> **INSTRUCTIONS FOR THE TASK**
Skip the pictures. Transcribe the rest of the data below without changing a word.

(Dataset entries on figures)
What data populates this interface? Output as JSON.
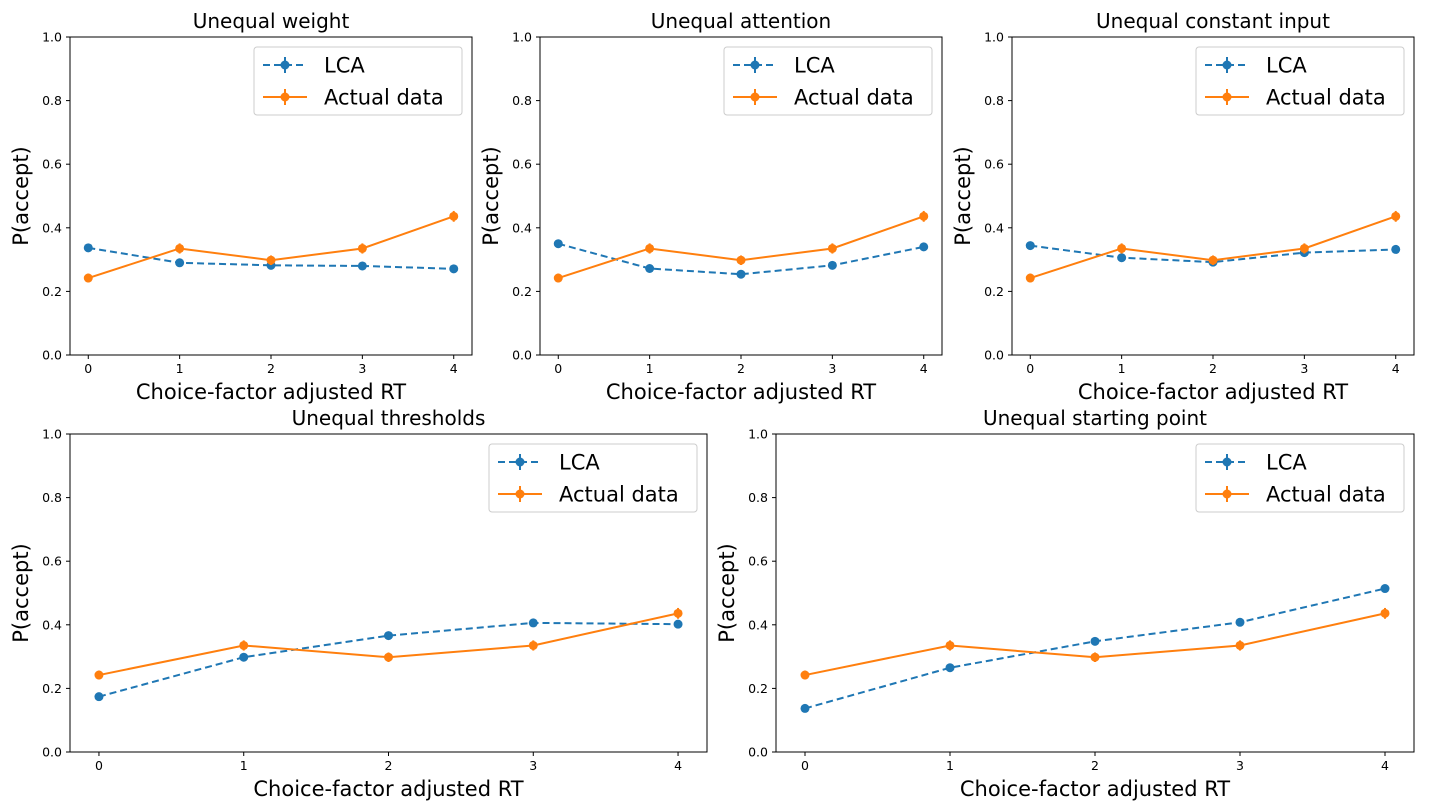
{
  "colors": {
    "lca": "#1f77b4",
    "actual": "#ff7f0e"
  },
  "chart_data": [
    {
      "type": "line",
      "title": "Unequal weight",
      "xlabel": "Choice-factor adjusted RT",
      "ylabel": "P(accept)",
      "x": [
        0,
        1,
        2,
        3,
        4
      ],
      "xticks": [
        "0",
        "1",
        "2",
        "3",
        "4"
      ],
      "yticks": [
        "0.0",
        "0.2",
        "0.4",
        "0.6",
        "0.8",
        "1.0"
      ],
      "xlim": [
        -0.2,
        4.2
      ],
      "ylim": [
        0,
        1
      ],
      "legend_position": "top-right",
      "series": [
        {
          "name": "LCA",
          "style": "dashed",
          "values": [
            0.337,
            0.29,
            0.282,
            0.28,
            0.271
          ],
          "err": [
            0.008,
            0.008,
            0.008,
            0.008,
            0.008
          ]
        },
        {
          "name": "Actual data",
          "style": "solid",
          "values": [
            0.242,
            0.335,
            0.298,
            0.335,
            0.436
          ],
          "err": [
            0.014,
            0.016,
            0.015,
            0.016,
            0.017
          ]
        }
      ]
    },
    {
      "type": "line",
      "title": "Unequal attention",
      "xlabel": "Choice-factor adjusted RT",
      "ylabel": "P(accept)",
      "x": [
        0,
        1,
        2,
        3,
        4
      ],
      "xticks": [
        "0",
        "1",
        "2",
        "3",
        "4"
      ],
      "yticks": [
        "0.0",
        "0.2",
        "0.4",
        "0.6",
        "0.8",
        "1.0"
      ],
      "xlim": [
        -0.2,
        4.2
      ],
      "ylim": [
        0,
        1
      ],
      "legend_position": "top-right",
      "series": [
        {
          "name": "LCA",
          "style": "dashed",
          "values": [
            0.35,
            0.272,
            0.254,
            0.282,
            0.34
          ],
          "err": [
            0.008,
            0.008,
            0.008,
            0.008,
            0.008
          ]
        },
        {
          "name": "Actual data",
          "style": "solid",
          "values": [
            0.242,
            0.335,
            0.298,
            0.335,
            0.436
          ],
          "err": [
            0.014,
            0.016,
            0.015,
            0.016,
            0.017
          ]
        }
      ]
    },
    {
      "type": "line",
      "title": "Unequal constant input",
      "xlabel": "Choice-factor adjusted RT",
      "ylabel": "P(accept)",
      "x": [
        0,
        1,
        2,
        3,
        4
      ],
      "xticks": [
        "0",
        "1",
        "2",
        "3",
        "4"
      ],
      "yticks": [
        "0.0",
        "0.2",
        "0.4",
        "0.6",
        "0.8",
        "1.0"
      ],
      "xlim": [
        -0.2,
        4.2
      ],
      "ylim": [
        0,
        1
      ],
      "legend_position": "top-right",
      "series": [
        {
          "name": "LCA",
          "style": "dashed",
          "values": [
            0.344,
            0.306,
            0.292,
            0.322,
            0.332
          ],
          "err": [
            0.008,
            0.008,
            0.008,
            0.008,
            0.008
          ]
        },
        {
          "name": "Actual data",
          "style": "solid",
          "values": [
            0.242,
            0.335,
            0.298,
            0.335,
            0.436
          ],
          "err": [
            0.014,
            0.016,
            0.015,
            0.016,
            0.017
          ]
        }
      ]
    },
    {
      "type": "line",
      "title": "Unequal thresholds",
      "xlabel": "Choice-factor adjusted RT",
      "ylabel": "P(accept)",
      "x": [
        0,
        1,
        2,
        3,
        4
      ],
      "xticks": [
        "0",
        "1",
        "2",
        "3",
        "4"
      ],
      "yticks": [
        "0.0",
        "0.2",
        "0.4",
        "0.6",
        "0.8",
        "1.0"
      ],
      "xlim": [
        -0.2,
        4.2
      ],
      "ylim": [
        0,
        1
      ],
      "legend_position": "top-right",
      "series": [
        {
          "name": "LCA",
          "style": "dashed",
          "values": [
            0.174,
            0.298,
            0.366,
            0.406,
            0.402
          ],
          "err": [
            0.008,
            0.008,
            0.008,
            0.008,
            0.008
          ]
        },
        {
          "name": "Actual data",
          "style": "solid",
          "values": [
            0.242,
            0.335,
            0.298,
            0.335,
            0.436
          ],
          "err": [
            0.014,
            0.016,
            0.015,
            0.016,
            0.017
          ]
        }
      ]
    },
    {
      "type": "line",
      "title": "Unequal starting point",
      "xlabel": "Choice-factor adjusted RT",
      "ylabel": "P(accept)",
      "x": [
        0,
        1,
        2,
        3,
        4
      ],
      "xticks": [
        "0",
        "1",
        "2",
        "3",
        "4"
      ],
      "yticks": [
        "0.0",
        "0.2",
        "0.4",
        "0.6",
        "0.8",
        "1.0"
      ],
      "xlim": [
        -0.2,
        4.2
      ],
      "ylim": [
        0,
        1
      ],
      "legend_position": "top-right",
      "series": [
        {
          "name": "LCA",
          "style": "dashed",
          "values": [
            0.137,
            0.265,
            0.348,
            0.408,
            0.514
          ],
          "err": [
            0.008,
            0.008,
            0.008,
            0.008,
            0.01
          ]
        },
        {
          "name": "Actual data",
          "style": "solid",
          "values": [
            0.242,
            0.335,
            0.298,
            0.335,
            0.436
          ],
          "err": [
            0.014,
            0.016,
            0.015,
            0.016,
            0.017
          ]
        }
      ]
    }
  ]
}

> **SOLUTION FOR THIS EXERCISE**
What data populates this interface? Output as JSON.
{
  "colors": {
    "lca": "#1f77b4",
    "actual": "#ff7f0e"
  },
  "chart_data": [
    {
      "type": "line",
      "title": "Unequal weight",
      "xlabel": "Choice-factor adjusted RT",
      "ylabel": "P(accept)",
      "x": [
        0,
        1,
        2,
        3,
        4
      ],
      "xticks": [
        "0",
        "1",
        "2",
        "3",
        "4"
      ],
      "yticks": [
        "0.0",
        "0.2",
        "0.4",
        "0.6",
        "0.8",
        "1.0"
      ],
      "xlim": [
        -0.2,
        4.2
      ],
      "ylim": [
        0,
        1
      ],
      "legend_position": "top-right",
      "series": [
        {
          "name": "LCA",
          "style": "dashed",
          "values": [
            0.337,
            0.29,
            0.282,
            0.28,
            0.271
          ],
          "err": [
            0.008,
            0.008,
            0.008,
            0.008,
            0.008
          ]
        },
        {
          "name": "Actual data",
          "style": "solid",
          "values": [
            0.242,
            0.335,
            0.298,
            0.335,
            0.436
          ],
          "err": [
            0.014,
            0.016,
            0.015,
            0.016,
            0.017
          ]
        }
      ]
    },
    {
      "type": "line",
      "title": "Unequal attention",
      "xlabel": "Choice-factor adjusted RT",
      "ylabel": "P(accept)",
      "x": [
        0,
        1,
        2,
        3,
        4
      ],
      "xticks": [
        "0",
        "1",
        "2",
        "3",
        "4"
      ],
      "yticks": [
        "0.0",
        "0.2",
        "0.4",
        "0.6",
        "0.8",
        "1.0"
      ],
      "xlim": [
        -0.2,
        4.2
      ],
      "ylim": [
        0,
        1
      ],
      "legend_position": "top-right",
      "series": [
        {
          "name": "LCA",
          "style": "dashed",
          "values": [
            0.35,
            0.272,
            0.254,
            0.282,
            0.34
          ],
          "err": [
            0.008,
            0.008,
            0.008,
            0.008,
            0.008
          ]
        },
        {
          "name": "Actual data",
          "style": "solid",
          "values": [
            0.242,
            0.335,
            0.298,
            0.335,
            0.436
          ],
          "err": [
            0.014,
            0.016,
            0.015,
            0.016,
            0.017
          ]
        }
      ]
    },
    {
      "type": "line",
      "title": "Unequal constant input",
      "xlabel": "Choice-factor adjusted RT",
      "ylabel": "P(accept)",
      "x": [
        0,
        1,
        2,
        3,
        4
      ],
      "xticks": [
        "0",
        "1",
        "2",
        "3",
        "4"
      ],
      "yticks": [
        "0.0",
        "0.2",
        "0.4",
        "0.6",
        "0.8",
        "1.0"
      ],
      "xlim": [
        -0.2,
        4.2
      ],
      "ylim": [
        0,
        1
      ],
      "legend_position": "top-right",
      "series": [
        {
          "name": "LCA",
          "style": "dashed",
          "values": [
            0.344,
            0.306,
            0.292,
            0.322,
            0.332
          ],
          "err": [
            0.008,
            0.008,
            0.008,
            0.008,
            0.008
          ]
        },
        {
          "name": "Actual data",
          "style": "solid",
          "values": [
            0.242,
            0.335,
            0.298,
            0.335,
            0.436
          ],
          "err": [
            0.014,
            0.016,
            0.015,
            0.016,
            0.017
          ]
        }
      ]
    },
    {
      "type": "line",
      "title": "Unequal thresholds",
      "xlabel": "Choice-factor adjusted RT",
      "ylabel": "P(accept)",
      "x": [
        0,
        1,
        2,
        3,
        4
      ],
      "xticks": [
        "0",
        "1",
        "2",
        "3",
        "4"
      ],
      "yticks": [
        "0.0",
        "0.2",
        "0.4",
        "0.6",
        "0.8",
        "1.0"
      ],
      "xlim": [
        -0.2,
        4.2
      ],
      "ylim": [
        0,
        1
      ],
      "legend_position": "top-right",
      "series": [
        {
          "name": "LCA",
          "style": "dashed",
          "values": [
            0.174,
            0.298,
            0.366,
            0.406,
            0.402
          ],
          "err": [
            0.008,
            0.008,
            0.008,
            0.008,
            0.008
          ]
        },
        {
          "name": "Actual data",
          "style": "solid",
          "values": [
            0.242,
            0.335,
            0.298,
            0.335,
            0.436
          ],
          "err": [
            0.014,
            0.016,
            0.015,
            0.016,
            0.017
          ]
        }
      ]
    },
    {
      "type": "line",
      "title": "Unequal starting point",
      "xlabel": "Choice-factor adjusted RT",
      "ylabel": "P(accept)",
      "x": [
        0,
        1,
        2,
        3,
        4
      ],
      "xticks": [
        "0",
        "1",
        "2",
        "3",
        "4"
      ],
      "yticks": [
        "0.0",
        "0.2",
        "0.4",
        "0.6",
        "0.8",
        "1.0"
      ],
      "xlim": [
        -0.2,
        4.2
      ],
      "ylim": [
        0,
        1
      ],
      "legend_position": "top-right",
      "series": [
        {
          "name": "LCA",
          "style": "dashed",
          "values": [
            0.137,
            0.265,
            0.348,
            0.408,
            0.514
          ],
          "err": [
            0.008,
            0.008,
            0.008,
            0.008,
            0.01
          ]
        },
        {
          "name": "Actual data",
          "style": "solid",
          "values": [
            0.242,
            0.335,
            0.298,
            0.335,
            0.436
          ],
          "err": [
            0.014,
            0.016,
            0.015,
            0.016,
            0.017
          ]
        }
      ]
    }
  ]
}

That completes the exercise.